§ Objective: Copy out all the lines where "label" shows up.

•••••

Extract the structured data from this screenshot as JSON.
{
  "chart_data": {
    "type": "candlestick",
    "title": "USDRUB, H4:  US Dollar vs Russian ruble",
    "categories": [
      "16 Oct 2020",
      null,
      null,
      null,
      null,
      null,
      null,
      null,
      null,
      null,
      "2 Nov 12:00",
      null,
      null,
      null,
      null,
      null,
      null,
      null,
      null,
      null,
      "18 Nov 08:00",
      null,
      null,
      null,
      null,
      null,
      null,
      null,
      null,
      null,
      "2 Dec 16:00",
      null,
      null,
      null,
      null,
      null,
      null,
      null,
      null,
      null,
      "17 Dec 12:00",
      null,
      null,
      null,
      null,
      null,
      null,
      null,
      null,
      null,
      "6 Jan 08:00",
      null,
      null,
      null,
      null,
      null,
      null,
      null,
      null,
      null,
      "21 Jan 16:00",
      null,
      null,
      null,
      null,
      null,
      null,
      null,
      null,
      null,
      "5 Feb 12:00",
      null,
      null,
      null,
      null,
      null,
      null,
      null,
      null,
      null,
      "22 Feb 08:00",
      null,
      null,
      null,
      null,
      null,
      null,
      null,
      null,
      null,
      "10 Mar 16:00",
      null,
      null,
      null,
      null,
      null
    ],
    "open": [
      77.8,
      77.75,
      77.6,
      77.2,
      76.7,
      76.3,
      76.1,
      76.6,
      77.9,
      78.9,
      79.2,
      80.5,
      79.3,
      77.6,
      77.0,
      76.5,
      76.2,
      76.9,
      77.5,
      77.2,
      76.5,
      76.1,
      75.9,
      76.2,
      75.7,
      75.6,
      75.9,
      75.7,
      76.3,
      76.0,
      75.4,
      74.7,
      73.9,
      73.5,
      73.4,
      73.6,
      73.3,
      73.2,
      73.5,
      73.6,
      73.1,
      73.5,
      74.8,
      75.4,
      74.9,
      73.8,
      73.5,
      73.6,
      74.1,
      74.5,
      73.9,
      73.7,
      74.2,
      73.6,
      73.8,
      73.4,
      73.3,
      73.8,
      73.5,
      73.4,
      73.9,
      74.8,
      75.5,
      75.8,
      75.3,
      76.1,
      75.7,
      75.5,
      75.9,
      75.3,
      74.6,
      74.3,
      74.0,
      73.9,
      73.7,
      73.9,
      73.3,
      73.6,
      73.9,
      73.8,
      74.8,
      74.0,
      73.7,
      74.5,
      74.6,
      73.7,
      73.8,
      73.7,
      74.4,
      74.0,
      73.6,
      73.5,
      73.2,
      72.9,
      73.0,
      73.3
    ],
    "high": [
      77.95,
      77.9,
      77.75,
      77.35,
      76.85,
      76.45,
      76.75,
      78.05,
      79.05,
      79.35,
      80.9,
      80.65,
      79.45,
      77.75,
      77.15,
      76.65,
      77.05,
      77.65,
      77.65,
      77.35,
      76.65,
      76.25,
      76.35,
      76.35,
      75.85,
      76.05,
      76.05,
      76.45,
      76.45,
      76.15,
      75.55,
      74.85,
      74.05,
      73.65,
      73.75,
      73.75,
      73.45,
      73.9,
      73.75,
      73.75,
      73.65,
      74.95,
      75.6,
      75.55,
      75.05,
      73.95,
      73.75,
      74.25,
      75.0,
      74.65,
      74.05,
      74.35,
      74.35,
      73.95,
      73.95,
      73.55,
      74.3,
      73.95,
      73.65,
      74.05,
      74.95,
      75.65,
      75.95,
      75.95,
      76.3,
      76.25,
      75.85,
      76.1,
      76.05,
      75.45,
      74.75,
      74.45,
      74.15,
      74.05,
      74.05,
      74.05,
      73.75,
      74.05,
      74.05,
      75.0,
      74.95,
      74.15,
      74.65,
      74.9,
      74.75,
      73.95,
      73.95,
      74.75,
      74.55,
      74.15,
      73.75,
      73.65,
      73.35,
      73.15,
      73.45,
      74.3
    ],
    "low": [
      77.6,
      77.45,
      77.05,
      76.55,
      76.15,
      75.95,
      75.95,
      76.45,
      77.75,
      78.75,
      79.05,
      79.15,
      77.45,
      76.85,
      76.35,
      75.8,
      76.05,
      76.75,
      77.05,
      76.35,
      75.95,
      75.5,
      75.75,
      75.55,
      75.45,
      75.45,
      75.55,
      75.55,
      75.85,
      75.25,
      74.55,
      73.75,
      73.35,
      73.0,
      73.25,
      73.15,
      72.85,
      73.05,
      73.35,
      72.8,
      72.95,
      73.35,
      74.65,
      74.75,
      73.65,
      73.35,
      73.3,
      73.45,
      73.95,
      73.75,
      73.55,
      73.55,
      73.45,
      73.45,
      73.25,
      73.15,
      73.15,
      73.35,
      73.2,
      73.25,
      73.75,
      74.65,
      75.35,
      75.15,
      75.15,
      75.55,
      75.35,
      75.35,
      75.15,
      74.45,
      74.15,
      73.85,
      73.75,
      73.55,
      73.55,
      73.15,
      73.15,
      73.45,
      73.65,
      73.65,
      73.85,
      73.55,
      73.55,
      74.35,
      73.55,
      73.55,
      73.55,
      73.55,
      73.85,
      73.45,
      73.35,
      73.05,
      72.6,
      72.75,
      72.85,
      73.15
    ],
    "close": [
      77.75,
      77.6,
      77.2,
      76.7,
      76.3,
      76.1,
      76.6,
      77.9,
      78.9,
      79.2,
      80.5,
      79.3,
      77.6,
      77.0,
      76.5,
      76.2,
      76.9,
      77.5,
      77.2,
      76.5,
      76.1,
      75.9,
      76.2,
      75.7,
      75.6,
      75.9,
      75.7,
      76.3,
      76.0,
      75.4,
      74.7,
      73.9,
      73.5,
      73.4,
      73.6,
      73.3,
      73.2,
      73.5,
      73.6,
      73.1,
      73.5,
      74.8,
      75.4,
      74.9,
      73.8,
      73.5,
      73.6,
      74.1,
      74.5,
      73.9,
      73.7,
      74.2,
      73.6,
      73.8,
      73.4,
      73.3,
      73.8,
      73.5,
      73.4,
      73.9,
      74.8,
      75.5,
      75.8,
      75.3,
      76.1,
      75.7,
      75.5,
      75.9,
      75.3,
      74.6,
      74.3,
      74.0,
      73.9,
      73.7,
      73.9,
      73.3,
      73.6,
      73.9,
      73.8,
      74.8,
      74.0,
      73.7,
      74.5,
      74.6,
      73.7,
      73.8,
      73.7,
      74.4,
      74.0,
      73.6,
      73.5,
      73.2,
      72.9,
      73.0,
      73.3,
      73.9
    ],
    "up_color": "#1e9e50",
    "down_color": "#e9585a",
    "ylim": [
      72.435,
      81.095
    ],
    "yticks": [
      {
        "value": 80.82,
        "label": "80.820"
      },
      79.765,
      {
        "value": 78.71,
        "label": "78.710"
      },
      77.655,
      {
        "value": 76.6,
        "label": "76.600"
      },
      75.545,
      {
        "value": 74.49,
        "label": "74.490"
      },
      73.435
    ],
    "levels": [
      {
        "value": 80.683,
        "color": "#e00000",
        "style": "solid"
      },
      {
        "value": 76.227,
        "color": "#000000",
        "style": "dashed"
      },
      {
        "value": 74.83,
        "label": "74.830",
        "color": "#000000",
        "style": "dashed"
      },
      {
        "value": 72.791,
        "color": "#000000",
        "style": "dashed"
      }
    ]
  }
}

•••••

§ Solved exercise:
        "label": "80.820"
        "label": "78.710"
        "label": "76.600"
        "label": "74.490"
        "label": "74.830",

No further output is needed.